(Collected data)

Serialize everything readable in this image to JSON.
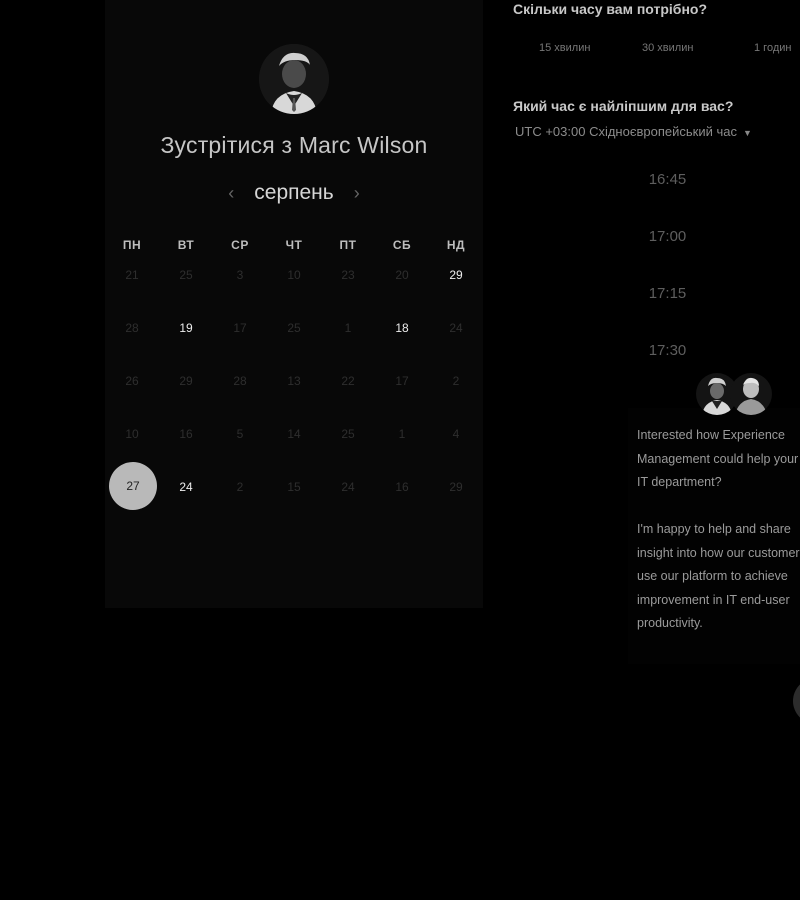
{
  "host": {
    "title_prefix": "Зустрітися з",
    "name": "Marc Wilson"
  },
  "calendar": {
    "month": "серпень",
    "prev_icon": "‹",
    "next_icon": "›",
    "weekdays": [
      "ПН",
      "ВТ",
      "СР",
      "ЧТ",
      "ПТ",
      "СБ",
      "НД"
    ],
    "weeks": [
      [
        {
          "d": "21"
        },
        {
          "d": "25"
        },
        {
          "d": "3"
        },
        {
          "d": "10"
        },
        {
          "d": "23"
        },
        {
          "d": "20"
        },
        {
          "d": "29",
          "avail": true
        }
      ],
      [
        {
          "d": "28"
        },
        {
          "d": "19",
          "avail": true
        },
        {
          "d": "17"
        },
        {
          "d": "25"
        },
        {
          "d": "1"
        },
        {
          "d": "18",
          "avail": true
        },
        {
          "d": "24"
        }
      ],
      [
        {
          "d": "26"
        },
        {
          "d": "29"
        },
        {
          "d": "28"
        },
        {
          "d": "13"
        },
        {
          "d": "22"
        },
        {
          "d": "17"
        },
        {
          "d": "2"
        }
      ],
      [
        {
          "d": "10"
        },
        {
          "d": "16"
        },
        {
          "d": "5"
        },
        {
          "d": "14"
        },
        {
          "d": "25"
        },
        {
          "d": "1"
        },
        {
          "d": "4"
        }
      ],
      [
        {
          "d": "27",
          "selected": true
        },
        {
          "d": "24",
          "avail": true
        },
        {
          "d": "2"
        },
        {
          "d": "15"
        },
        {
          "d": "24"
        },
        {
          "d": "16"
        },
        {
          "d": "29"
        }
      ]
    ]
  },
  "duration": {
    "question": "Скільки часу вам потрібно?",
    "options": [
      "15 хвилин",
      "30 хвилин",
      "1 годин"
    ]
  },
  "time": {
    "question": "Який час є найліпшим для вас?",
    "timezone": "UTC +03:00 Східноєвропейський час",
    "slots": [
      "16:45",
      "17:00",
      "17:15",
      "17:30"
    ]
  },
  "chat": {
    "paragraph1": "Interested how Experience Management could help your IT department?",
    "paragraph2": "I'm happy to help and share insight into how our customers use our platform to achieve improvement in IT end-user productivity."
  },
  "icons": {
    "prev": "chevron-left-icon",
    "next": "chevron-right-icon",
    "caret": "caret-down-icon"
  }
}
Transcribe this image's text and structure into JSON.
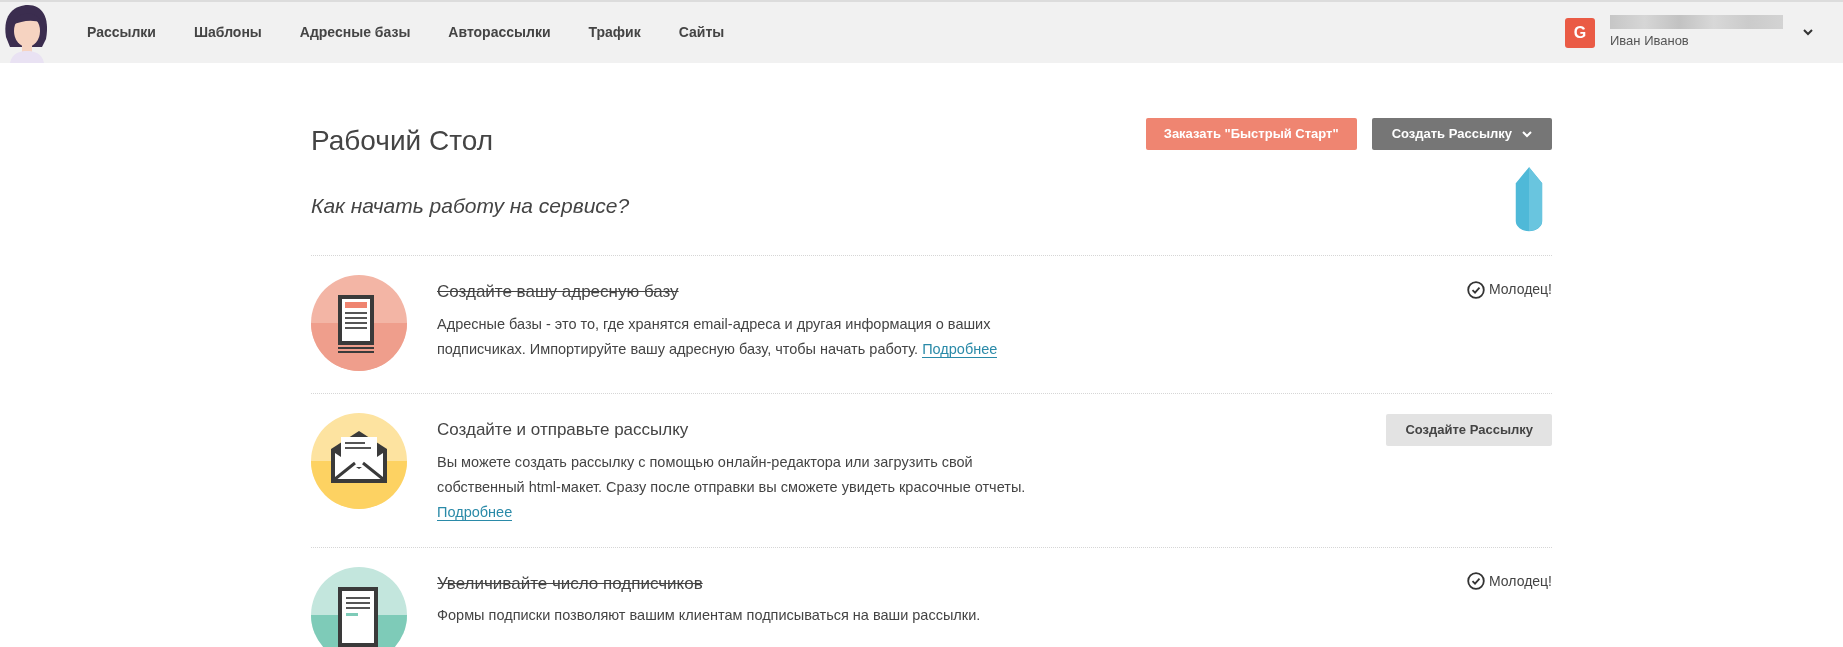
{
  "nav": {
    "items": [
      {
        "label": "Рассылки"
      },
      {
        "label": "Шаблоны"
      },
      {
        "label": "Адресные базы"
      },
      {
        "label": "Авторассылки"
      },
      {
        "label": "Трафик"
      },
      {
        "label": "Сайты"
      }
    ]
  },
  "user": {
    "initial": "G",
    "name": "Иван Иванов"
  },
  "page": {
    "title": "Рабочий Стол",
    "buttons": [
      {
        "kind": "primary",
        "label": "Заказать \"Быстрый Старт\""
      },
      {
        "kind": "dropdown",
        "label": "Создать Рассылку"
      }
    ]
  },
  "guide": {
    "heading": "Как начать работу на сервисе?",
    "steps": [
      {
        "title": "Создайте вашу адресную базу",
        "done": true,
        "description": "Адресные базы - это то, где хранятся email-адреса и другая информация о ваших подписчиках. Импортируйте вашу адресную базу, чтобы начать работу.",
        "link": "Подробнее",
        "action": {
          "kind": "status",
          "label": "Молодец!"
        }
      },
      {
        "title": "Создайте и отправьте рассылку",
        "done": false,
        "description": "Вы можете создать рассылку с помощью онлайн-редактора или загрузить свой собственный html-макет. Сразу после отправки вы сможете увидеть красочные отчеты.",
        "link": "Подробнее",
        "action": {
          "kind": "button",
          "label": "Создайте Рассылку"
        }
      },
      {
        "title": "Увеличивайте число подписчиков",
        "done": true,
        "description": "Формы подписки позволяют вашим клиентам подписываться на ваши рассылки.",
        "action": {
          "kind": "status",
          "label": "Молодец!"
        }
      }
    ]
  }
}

* **STATED PROBLEM**: Restate the data above word for word. Do not include the images.

* **TASK SOLUTION**:
Serialize everything readable in this image to JSON.
{
  "host": {
    "title_prefix": "Зустрітися з",
    "name": "Marc Wilson"
  },
  "calendar": {
    "month": "серпень",
    "prev_icon": "‹",
    "next_icon": "›",
    "weekdays": [
      "ПН",
      "ВТ",
      "СР",
      "ЧТ",
      "ПТ",
      "СБ",
      "НД"
    ],
    "weeks": [
      [
        {
          "d": "21"
        },
        {
          "d": "25"
        },
        {
          "d": "3"
        },
        {
          "d": "10"
        },
        {
          "d": "23"
        },
        {
          "d": "20"
        },
        {
          "d": "29",
          "avail": true
        }
      ],
      [
        {
          "d": "28"
        },
        {
          "d": "19",
          "avail": true
        },
        {
          "d": "17"
        },
        {
          "d": "25"
        },
        {
          "d": "1"
        },
        {
          "d": "18",
          "avail": true
        },
        {
          "d": "24"
        }
      ],
      [
        {
          "d": "26"
        },
        {
          "d": "29"
        },
        {
          "d": "28"
        },
        {
          "d": "13"
        },
        {
          "d": "22"
        },
        {
          "d": "17"
        },
        {
          "d": "2"
        }
      ],
      [
        {
          "d": "10"
        },
        {
          "d": "16"
        },
        {
          "d": "5"
        },
        {
          "d": "14"
        },
        {
          "d": "25"
        },
        {
          "d": "1"
        },
        {
          "d": "4"
        }
      ],
      [
        {
          "d": "27",
          "selected": true
        },
        {
          "d": "24",
          "avail": true
        },
        {
          "d": "2"
        },
        {
          "d": "15"
        },
        {
          "d": "24"
        },
        {
          "d": "16"
        },
        {
          "d": "29"
        }
      ]
    ]
  },
  "duration": {
    "question": "Скільки часу вам потрібно?",
    "options": [
      "15 хвилин",
      "30 хвилин",
      "1 годин"
    ]
  },
  "time": {
    "question": "Який час є найліпшим для вас?",
    "timezone": "UTC +03:00 Східноєвропейський час",
    "slots": [
      "16:45",
      "17:00",
      "17:15",
      "17:30"
    ]
  },
  "chat": {
    "paragraph1": "Interested how Experience Management could help your IT department?",
    "paragraph2": "I'm happy to help and share insight into how our customers use our platform to achieve improvement in IT end-user productivity."
  },
  "icons": {
    "prev": "chevron-left-icon",
    "next": "chevron-right-icon",
    "caret": "caret-down-icon"
  }
}
Transcribe this image's text and structure into JSON.
{
  "nav": {
    "items": [
      {
        "label": "Рассылки"
      },
      {
        "label": "Шаблоны"
      },
      {
        "label": "Адресные базы"
      },
      {
        "label": "Авторассылки"
      },
      {
        "label": "Трафик"
      },
      {
        "label": "Сайты"
      }
    ]
  },
  "user": {
    "initial": "G",
    "name": "Иван Иванов"
  },
  "page": {
    "title": "Рабочий Стол",
    "buttons": [
      {
        "kind": "primary",
        "label": "Заказать \"Быстрый Старт\""
      },
      {
        "kind": "dropdown",
        "label": "Создать Рассылку"
      }
    ]
  },
  "guide": {
    "heading": "Как начать работу на сервисе?",
    "steps": [
      {
        "title": "Создайте вашу адресную базу",
        "done": true,
        "description": "Адресные базы - это то, где хранятся email-адреса и другая информация о ваших подписчиках. Импортируйте вашу адресную базу, чтобы начать работу.",
        "link": "Подробнее",
        "action": {
          "kind": "status",
          "label": "Молодец!"
        }
      },
      {
        "title": "Создайте и отправьте рассылку",
        "done": false,
        "description": "Вы можете создать рассылку с помощью онлайн-редактора или загрузить свой собственный html-макет. Сразу после отправки вы сможете увидеть красочные отчеты.",
        "link": "Подробнее",
        "action": {
          "kind": "button",
          "label": "Создайте Рассылку"
        }
      },
      {
        "title": "Увеличивайте число подписчиков",
        "done": true,
        "description": "Формы подписки позволяют вашим клиентам подписываться на ваши рассылки.",
        "action": {
          "kind": "status",
          "label": "Молодец!"
        }
      }
    ]
  }
}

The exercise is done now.